• _Written request_
Where a line holds the string "appropriate", return that line.

• _Material for this task_

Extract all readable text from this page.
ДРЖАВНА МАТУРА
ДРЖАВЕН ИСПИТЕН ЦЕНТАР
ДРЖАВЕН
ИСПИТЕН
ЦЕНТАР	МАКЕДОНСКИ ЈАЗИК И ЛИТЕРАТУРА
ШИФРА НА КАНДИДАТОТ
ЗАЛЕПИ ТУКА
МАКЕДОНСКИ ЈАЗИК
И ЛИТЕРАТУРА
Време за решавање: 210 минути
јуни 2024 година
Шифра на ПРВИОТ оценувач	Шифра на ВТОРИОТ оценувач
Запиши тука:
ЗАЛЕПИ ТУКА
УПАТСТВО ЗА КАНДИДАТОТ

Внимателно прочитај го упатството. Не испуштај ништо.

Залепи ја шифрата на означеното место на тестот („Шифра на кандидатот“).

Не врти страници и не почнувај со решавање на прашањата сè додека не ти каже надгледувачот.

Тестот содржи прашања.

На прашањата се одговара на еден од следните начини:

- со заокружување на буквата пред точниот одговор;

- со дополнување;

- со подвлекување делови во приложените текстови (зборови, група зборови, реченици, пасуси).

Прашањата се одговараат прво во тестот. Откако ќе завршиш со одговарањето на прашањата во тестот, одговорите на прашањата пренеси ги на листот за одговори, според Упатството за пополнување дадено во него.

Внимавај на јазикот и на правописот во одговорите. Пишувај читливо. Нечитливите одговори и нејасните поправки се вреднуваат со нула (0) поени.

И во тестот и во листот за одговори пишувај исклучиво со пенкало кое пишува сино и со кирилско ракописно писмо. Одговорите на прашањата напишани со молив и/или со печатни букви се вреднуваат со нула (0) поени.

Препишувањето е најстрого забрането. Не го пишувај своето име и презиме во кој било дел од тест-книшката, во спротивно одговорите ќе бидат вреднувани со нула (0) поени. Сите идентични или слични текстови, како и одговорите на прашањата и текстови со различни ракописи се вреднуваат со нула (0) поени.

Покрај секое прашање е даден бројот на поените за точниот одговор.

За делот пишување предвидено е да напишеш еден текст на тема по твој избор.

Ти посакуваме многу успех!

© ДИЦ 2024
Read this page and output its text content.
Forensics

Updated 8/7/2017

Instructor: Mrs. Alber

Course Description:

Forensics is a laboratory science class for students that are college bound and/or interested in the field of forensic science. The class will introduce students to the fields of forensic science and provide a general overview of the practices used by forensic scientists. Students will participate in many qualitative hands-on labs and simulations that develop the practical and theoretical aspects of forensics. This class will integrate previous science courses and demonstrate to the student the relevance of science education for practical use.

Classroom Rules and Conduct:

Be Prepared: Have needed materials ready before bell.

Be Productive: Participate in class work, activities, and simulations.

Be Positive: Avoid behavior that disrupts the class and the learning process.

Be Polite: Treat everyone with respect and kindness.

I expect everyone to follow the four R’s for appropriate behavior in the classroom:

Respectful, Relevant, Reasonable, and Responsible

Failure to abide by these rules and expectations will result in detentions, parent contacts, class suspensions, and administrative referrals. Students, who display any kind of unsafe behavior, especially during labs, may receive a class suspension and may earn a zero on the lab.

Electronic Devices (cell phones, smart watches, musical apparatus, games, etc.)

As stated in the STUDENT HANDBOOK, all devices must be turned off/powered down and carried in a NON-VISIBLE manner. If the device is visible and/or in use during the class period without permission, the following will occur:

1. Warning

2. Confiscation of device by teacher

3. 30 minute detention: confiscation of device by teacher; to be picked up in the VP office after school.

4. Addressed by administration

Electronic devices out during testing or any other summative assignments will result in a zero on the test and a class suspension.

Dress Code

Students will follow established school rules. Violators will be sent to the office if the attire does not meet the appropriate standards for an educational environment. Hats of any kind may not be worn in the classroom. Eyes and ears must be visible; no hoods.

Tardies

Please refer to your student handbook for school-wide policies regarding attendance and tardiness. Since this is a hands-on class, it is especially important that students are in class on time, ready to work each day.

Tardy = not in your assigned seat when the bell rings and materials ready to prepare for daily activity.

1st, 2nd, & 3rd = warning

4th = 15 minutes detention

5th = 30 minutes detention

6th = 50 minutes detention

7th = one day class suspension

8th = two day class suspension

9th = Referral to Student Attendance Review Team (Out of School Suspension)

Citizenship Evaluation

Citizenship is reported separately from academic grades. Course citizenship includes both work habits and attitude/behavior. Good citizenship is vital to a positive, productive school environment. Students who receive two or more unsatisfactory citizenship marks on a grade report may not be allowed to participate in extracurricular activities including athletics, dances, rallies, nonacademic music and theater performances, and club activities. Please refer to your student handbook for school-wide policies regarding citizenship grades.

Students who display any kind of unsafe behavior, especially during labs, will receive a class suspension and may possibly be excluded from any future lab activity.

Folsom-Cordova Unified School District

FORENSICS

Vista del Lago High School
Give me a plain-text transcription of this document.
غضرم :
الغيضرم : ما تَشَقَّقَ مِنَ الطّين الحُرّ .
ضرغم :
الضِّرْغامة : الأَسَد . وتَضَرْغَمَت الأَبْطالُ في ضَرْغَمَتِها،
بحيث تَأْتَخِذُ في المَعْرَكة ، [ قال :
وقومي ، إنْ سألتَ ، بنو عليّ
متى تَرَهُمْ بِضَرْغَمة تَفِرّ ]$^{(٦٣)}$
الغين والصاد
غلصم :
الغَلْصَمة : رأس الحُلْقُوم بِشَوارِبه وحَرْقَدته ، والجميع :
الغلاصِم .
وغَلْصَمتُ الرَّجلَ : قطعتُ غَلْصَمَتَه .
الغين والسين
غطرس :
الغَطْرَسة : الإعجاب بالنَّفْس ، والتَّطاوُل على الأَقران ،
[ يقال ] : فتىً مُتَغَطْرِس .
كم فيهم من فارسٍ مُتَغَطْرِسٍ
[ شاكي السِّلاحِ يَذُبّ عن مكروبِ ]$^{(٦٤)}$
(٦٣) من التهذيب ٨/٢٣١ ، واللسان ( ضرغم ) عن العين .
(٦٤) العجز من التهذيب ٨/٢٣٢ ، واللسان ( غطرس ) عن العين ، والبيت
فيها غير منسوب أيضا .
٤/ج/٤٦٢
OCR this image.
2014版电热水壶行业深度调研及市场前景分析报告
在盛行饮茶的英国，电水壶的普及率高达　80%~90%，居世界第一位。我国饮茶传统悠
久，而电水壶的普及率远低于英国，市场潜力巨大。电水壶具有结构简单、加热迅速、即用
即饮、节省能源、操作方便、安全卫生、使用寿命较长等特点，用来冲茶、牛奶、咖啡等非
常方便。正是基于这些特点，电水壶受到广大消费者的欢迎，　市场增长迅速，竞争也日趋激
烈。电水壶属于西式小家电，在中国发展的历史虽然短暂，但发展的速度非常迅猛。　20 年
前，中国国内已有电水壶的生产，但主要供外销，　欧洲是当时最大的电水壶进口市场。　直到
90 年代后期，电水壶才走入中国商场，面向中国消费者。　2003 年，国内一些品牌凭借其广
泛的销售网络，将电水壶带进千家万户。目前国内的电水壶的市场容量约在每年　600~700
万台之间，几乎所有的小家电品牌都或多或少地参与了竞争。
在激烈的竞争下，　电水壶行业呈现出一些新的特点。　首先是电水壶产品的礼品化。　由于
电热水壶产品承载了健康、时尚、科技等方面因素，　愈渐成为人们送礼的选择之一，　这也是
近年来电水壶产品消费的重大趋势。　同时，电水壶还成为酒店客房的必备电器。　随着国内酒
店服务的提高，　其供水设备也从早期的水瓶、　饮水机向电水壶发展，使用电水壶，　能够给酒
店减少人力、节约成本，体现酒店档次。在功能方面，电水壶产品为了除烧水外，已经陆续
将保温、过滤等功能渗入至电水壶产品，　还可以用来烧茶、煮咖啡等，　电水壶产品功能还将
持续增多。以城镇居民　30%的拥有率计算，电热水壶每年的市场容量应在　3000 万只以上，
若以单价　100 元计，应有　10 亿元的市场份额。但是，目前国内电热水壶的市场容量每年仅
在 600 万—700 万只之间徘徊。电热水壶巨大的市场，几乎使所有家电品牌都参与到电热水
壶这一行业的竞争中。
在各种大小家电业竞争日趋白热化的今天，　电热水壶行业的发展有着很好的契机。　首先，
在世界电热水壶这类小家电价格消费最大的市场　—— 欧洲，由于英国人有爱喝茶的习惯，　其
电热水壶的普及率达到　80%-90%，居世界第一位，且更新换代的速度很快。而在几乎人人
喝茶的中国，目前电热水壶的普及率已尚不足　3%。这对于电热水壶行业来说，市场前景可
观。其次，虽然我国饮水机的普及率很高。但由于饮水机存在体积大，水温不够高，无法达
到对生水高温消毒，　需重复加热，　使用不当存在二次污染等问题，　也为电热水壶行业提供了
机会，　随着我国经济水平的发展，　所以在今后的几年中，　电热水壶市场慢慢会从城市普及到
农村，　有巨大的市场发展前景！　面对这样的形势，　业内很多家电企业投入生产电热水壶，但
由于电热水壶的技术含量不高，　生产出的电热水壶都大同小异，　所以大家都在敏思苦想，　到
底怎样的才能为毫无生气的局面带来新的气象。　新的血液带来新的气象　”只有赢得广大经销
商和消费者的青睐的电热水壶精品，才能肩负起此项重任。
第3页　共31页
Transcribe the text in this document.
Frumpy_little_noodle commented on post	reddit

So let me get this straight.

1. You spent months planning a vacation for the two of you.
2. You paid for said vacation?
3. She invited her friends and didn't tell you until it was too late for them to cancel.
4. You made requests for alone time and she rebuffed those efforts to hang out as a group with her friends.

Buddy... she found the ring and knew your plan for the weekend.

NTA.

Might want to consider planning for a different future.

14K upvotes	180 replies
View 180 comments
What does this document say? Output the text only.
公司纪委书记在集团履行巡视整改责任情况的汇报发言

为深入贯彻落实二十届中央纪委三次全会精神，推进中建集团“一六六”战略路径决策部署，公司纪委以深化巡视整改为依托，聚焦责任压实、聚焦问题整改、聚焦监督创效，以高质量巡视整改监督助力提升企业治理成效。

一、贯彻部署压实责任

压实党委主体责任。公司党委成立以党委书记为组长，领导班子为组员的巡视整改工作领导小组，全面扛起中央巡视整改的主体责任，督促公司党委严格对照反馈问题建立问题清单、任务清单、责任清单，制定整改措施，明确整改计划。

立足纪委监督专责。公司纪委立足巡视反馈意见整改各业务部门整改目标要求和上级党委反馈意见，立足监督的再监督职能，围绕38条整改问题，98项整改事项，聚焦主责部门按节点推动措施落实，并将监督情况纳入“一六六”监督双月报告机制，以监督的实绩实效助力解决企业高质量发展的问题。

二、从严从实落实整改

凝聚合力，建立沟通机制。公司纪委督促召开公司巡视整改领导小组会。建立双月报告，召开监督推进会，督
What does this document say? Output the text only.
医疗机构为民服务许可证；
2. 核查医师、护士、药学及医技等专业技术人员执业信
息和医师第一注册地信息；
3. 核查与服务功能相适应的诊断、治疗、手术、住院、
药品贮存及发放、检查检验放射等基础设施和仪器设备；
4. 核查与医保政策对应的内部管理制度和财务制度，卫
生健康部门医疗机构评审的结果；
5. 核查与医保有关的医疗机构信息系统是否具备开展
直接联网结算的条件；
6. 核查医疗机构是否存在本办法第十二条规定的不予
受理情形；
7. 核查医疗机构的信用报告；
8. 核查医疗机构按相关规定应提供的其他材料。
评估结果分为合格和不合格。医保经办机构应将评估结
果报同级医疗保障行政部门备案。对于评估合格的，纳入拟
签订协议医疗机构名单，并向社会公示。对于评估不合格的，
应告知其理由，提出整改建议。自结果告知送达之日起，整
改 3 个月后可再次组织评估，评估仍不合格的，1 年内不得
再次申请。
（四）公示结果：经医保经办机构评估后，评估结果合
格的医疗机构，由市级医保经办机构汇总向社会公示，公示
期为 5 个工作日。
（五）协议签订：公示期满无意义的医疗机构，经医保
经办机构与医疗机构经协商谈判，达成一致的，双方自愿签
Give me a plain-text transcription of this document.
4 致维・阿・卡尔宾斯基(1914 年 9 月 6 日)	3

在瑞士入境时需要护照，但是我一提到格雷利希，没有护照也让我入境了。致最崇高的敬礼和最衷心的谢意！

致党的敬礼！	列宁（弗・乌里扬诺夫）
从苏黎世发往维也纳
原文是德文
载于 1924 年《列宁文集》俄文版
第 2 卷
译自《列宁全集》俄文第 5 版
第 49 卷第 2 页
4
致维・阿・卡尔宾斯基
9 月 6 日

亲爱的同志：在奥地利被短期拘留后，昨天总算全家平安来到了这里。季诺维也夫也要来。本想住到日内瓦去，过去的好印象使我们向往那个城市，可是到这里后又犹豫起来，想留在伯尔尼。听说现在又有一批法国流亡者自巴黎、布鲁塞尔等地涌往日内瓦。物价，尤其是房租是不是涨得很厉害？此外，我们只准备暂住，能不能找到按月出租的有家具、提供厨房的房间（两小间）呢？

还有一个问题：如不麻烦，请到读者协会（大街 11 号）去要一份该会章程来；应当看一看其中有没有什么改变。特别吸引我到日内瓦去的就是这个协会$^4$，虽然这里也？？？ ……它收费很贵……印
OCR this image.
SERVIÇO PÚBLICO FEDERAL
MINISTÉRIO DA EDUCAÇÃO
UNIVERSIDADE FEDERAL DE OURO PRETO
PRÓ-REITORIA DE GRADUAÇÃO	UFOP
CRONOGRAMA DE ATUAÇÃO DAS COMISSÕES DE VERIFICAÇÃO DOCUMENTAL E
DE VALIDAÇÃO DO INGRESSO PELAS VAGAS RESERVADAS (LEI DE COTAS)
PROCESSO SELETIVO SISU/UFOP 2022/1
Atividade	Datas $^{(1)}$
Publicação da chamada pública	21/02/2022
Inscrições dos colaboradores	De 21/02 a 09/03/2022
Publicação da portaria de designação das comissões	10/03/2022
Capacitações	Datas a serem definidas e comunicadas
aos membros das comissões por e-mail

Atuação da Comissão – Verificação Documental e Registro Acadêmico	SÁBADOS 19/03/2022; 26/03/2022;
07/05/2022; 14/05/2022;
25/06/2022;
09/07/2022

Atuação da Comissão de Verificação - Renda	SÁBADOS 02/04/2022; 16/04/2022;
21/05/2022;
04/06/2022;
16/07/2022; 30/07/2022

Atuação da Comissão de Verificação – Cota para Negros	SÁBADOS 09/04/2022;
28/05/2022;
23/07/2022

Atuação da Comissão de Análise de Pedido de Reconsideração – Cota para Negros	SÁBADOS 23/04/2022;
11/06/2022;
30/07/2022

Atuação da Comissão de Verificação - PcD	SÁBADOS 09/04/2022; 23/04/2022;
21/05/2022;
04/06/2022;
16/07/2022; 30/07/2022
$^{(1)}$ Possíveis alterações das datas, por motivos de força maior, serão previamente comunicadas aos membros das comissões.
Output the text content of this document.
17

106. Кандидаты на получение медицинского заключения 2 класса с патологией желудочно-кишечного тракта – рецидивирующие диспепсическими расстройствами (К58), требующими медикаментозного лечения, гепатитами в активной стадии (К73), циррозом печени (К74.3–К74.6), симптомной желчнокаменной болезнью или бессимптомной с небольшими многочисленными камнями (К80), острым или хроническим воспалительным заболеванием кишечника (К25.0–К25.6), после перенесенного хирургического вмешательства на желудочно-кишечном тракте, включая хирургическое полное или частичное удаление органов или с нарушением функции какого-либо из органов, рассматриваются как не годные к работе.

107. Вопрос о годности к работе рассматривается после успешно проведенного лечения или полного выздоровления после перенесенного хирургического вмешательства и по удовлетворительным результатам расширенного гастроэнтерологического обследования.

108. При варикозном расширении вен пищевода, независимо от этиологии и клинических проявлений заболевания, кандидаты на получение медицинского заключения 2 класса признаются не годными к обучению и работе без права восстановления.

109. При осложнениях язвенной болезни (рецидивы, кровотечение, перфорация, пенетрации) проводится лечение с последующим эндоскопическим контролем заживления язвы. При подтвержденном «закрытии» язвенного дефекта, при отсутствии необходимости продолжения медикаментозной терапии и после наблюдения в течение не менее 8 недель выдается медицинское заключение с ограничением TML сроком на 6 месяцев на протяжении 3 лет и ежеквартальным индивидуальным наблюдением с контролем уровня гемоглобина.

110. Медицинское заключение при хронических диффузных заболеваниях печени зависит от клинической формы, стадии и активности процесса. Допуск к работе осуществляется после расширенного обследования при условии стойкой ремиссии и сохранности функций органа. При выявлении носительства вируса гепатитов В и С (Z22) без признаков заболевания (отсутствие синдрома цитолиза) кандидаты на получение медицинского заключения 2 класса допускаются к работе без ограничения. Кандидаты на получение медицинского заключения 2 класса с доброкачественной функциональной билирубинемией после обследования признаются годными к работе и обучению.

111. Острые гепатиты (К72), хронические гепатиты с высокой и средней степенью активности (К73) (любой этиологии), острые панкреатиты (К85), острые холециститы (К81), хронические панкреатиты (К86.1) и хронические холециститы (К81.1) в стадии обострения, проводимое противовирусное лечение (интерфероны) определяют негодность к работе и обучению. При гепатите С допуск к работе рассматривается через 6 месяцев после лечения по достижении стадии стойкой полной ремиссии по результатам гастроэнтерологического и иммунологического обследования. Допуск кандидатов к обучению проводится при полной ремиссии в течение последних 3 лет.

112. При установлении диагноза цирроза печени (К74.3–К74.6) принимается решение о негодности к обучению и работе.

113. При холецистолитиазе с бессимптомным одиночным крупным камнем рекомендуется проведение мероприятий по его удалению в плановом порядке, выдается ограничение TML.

• _Problem solution_
I expect everyone to follow the four R’s for appropriate behavior in the classroom:
Students will follow established school rules. Violators will be sent to the office if the attire does not meet the appropriate standards for an educational environment. Hats of any kind may not be worn in the classroom. Eyes and ears must be visible; no hoods.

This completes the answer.